Requirement: All of the data that follows should be retyped exactly, please, except the pictures.

(Saved entries)
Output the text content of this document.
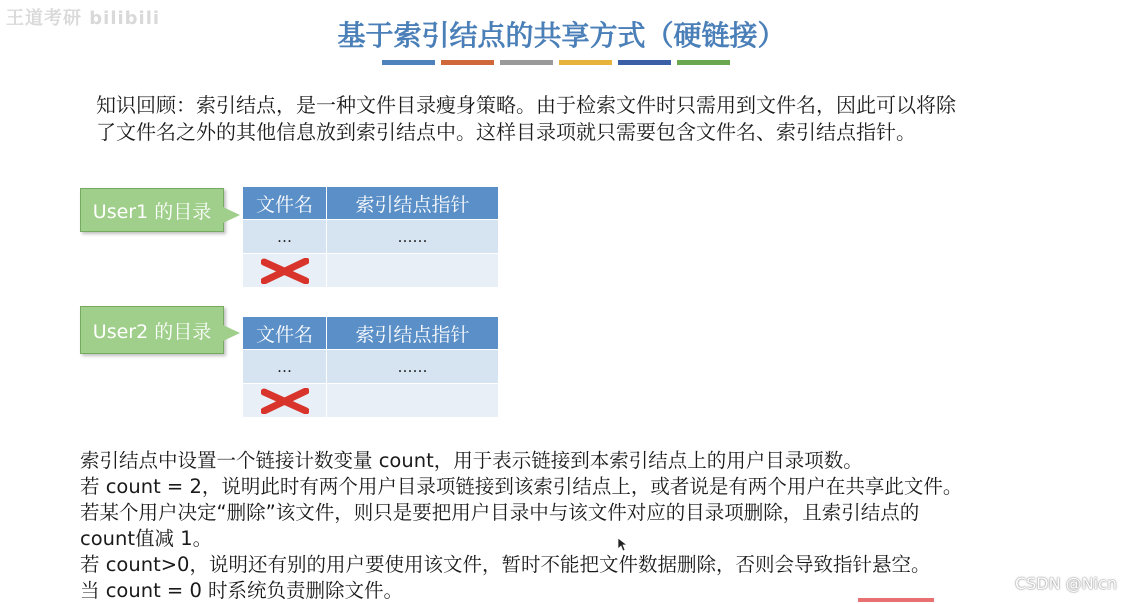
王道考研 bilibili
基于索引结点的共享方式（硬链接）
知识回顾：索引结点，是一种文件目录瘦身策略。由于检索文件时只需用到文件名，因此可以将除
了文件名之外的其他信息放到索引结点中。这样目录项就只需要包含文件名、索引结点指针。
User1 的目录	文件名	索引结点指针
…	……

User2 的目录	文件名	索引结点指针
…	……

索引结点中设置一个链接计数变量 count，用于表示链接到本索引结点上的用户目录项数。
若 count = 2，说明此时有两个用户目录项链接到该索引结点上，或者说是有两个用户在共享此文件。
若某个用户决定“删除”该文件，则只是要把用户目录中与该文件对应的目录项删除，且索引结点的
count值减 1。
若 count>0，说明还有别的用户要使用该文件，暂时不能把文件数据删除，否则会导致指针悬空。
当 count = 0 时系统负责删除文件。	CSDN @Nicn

Exercise result:
Output the text content of this document.
王道考研 bilibili
基于索引结点的共享方式（硬链接）
知识回顾：索引结点，是一种文件目录瘦身策略。由于检索文件时只需用到文件名，因此可以将除
了文件名之外的其他信息放到索引结点中。这样目录项就只需要包含文件名、索引结点指针。
User1 的目录	文件名	索引结点指针
…	……

User2 的目录	文件名	索引结点指针
…	……

索引结点中设置一个链接计数变量 count，用于表示链接到本索引结点上的用户目录项数。
若 count = 2，说明此时有两个用户目录项链接到该索引结点上，或者说是有两个用户在共享此文件。
若某个用户决定“删除”该文件，则只是要把用户目录中与该文件对应的目录项删除，且索引结点的
count值减 1。
若 count>0，说明还有别的用户要使用该文件，暂时不能把文件数据删除，否则会导致指针悬空。
当 count = 0 时系统负责删除文件。	CSDN @Nicn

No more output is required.